[Stored data]
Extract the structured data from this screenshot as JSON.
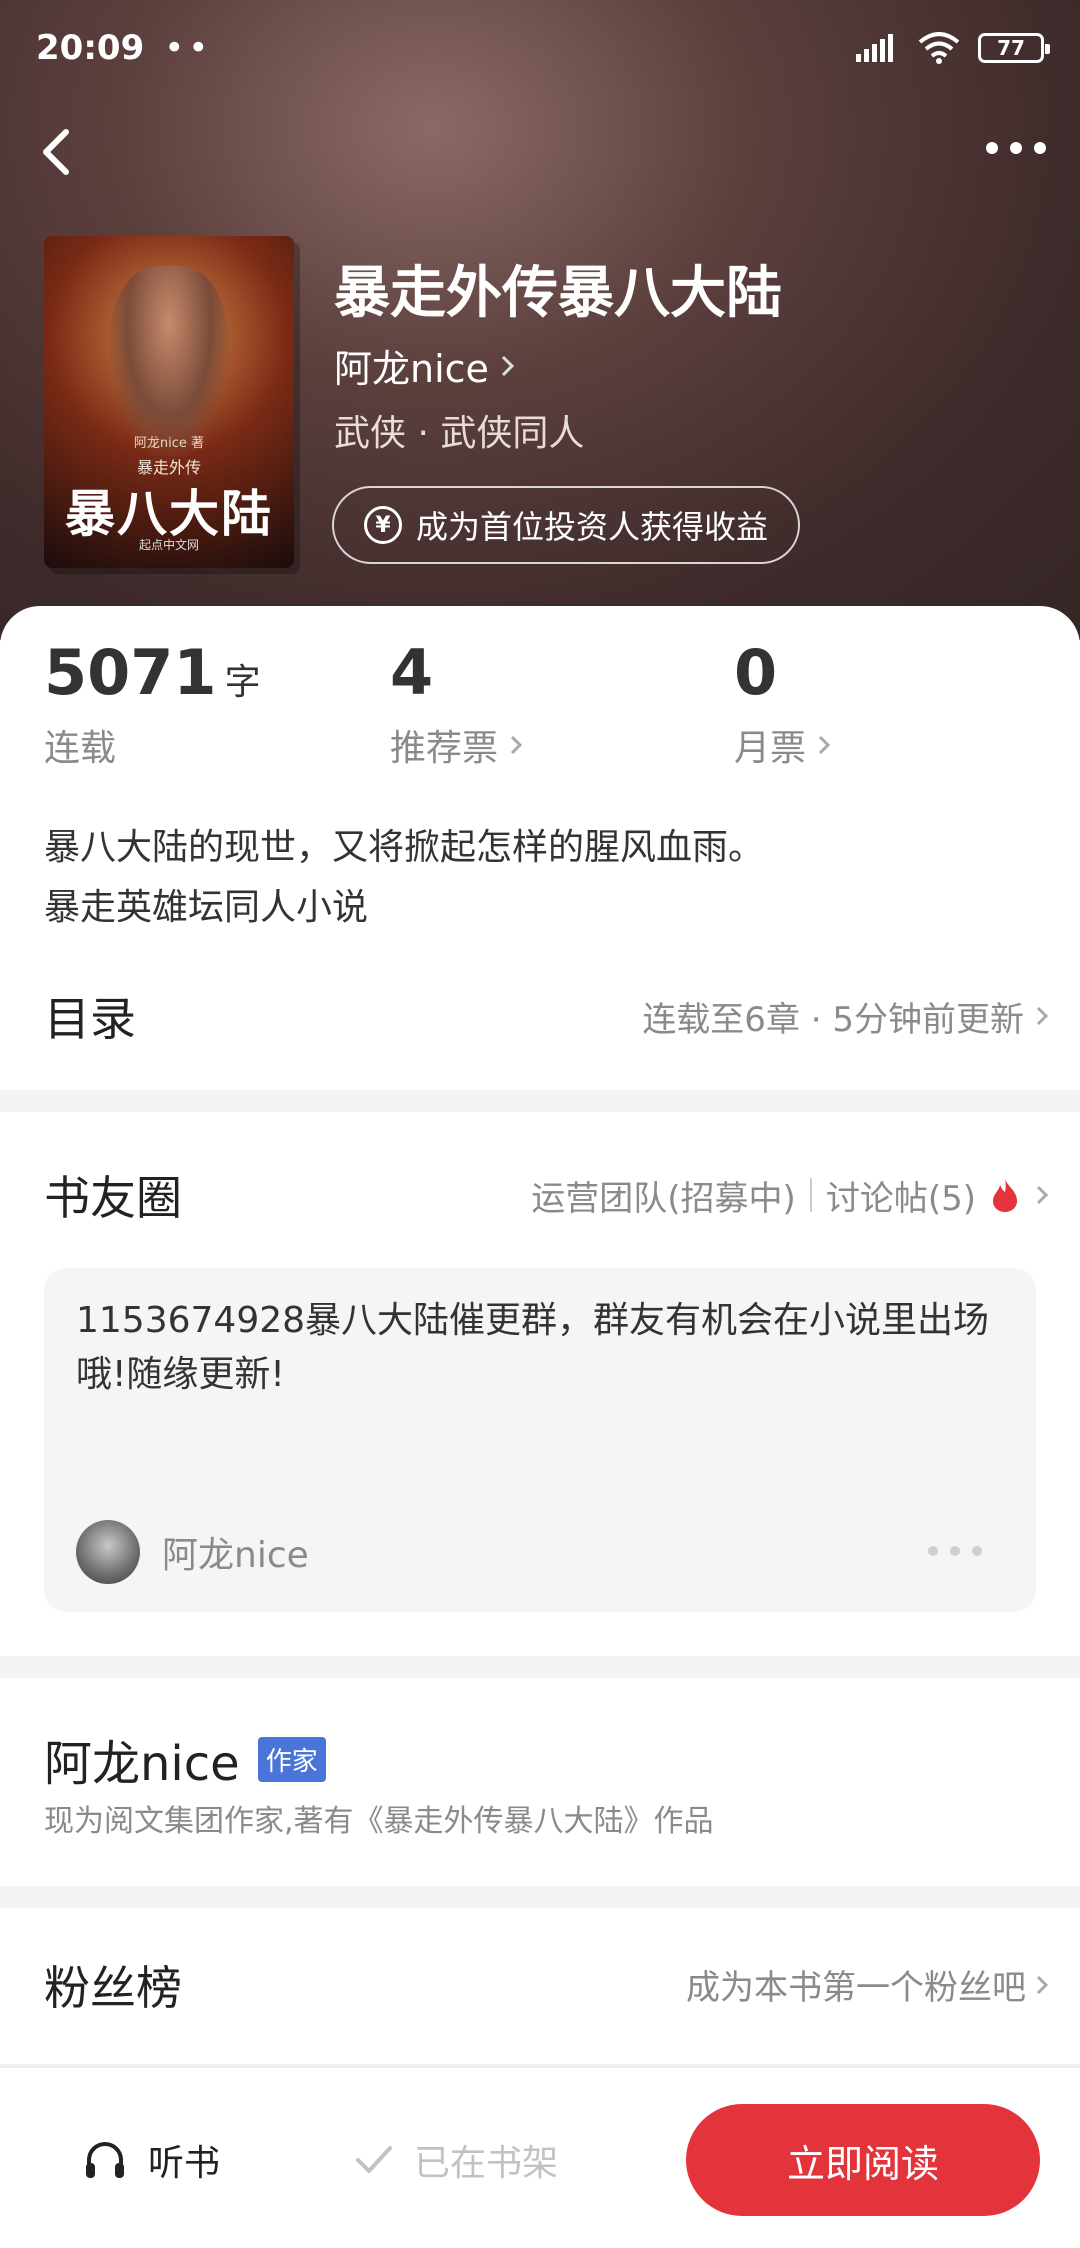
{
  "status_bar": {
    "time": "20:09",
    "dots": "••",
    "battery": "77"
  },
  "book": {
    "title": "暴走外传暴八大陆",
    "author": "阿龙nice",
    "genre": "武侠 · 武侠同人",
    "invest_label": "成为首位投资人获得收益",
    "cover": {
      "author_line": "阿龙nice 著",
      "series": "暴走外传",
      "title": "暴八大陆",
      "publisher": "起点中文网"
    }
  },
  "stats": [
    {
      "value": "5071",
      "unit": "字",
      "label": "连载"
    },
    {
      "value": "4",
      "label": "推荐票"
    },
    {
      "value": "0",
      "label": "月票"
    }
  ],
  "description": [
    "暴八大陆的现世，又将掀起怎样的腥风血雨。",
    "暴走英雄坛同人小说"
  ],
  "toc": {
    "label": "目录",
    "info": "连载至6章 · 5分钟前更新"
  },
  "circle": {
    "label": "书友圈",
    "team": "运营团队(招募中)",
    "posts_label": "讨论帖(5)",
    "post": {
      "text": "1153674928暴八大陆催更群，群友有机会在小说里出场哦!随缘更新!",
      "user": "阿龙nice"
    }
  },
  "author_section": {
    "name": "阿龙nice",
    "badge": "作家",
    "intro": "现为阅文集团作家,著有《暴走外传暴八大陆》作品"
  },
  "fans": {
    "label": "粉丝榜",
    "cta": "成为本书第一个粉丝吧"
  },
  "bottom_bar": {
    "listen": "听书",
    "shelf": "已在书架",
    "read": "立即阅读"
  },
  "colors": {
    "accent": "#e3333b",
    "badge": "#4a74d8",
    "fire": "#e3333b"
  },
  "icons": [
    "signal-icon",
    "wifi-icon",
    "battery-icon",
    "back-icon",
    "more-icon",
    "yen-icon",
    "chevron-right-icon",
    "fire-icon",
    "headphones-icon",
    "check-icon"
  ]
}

- **REQUIREMENTS**
Write out each entry exactly as given, omitting any picture.

- **RESPONSE FOR THIS EXERCISE**
Extract the structured data from this screenshot as JSON.
{
  "status_bar": {
    "time": "20:09",
    "dots": "••",
    "battery": "77"
  },
  "book": {
    "title": "暴走外传暴八大陆",
    "author": "阿龙nice",
    "genre": "武侠 · 武侠同人",
    "invest_label": "成为首位投资人获得收益",
    "cover": {
      "author_line": "阿龙nice 著",
      "series": "暴走外传",
      "title": "暴八大陆",
      "publisher": "起点中文网"
    }
  },
  "stats": [
    {
      "value": "5071",
      "unit": "字",
      "label": "连载"
    },
    {
      "value": "4",
      "label": "推荐票"
    },
    {
      "value": "0",
      "label": "月票"
    }
  ],
  "description": [
    "暴八大陆的现世，又将掀起怎样的腥风血雨。",
    "暴走英雄坛同人小说"
  ],
  "toc": {
    "label": "目录",
    "info": "连载至6章 · 5分钟前更新"
  },
  "circle": {
    "label": "书友圈",
    "team": "运营团队(招募中)",
    "posts_label": "讨论帖(5)",
    "post": {
      "text": "1153674928暴八大陆催更群，群友有机会在小说里出场哦!随缘更新!",
      "user": "阿龙nice"
    }
  },
  "author_section": {
    "name": "阿龙nice",
    "badge": "作家",
    "intro": "现为阅文集团作家,著有《暴走外传暴八大陆》作品"
  },
  "fans": {
    "label": "粉丝榜",
    "cta": "成为本书第一个粉丝吧"
  },
  "bottom_bar": {
    "listen": "听书",
    "shelf": "已在书架",
    "read": "立即阅读"
  },
  "colors": {
    "accent": "#e3333b",
    "badge": "#4a74d8",
    "fire": "#e3333b"
  },
  "icons": [
    "signal-icon",
    "wifi-icon",
    "battery-icon",
    "back-icon",
    "more-icon",
    "yen-icon",
    "chevron-right-icon",
    "fire-icon",
    "headphones-icon",
    "check-icon"
  ]
}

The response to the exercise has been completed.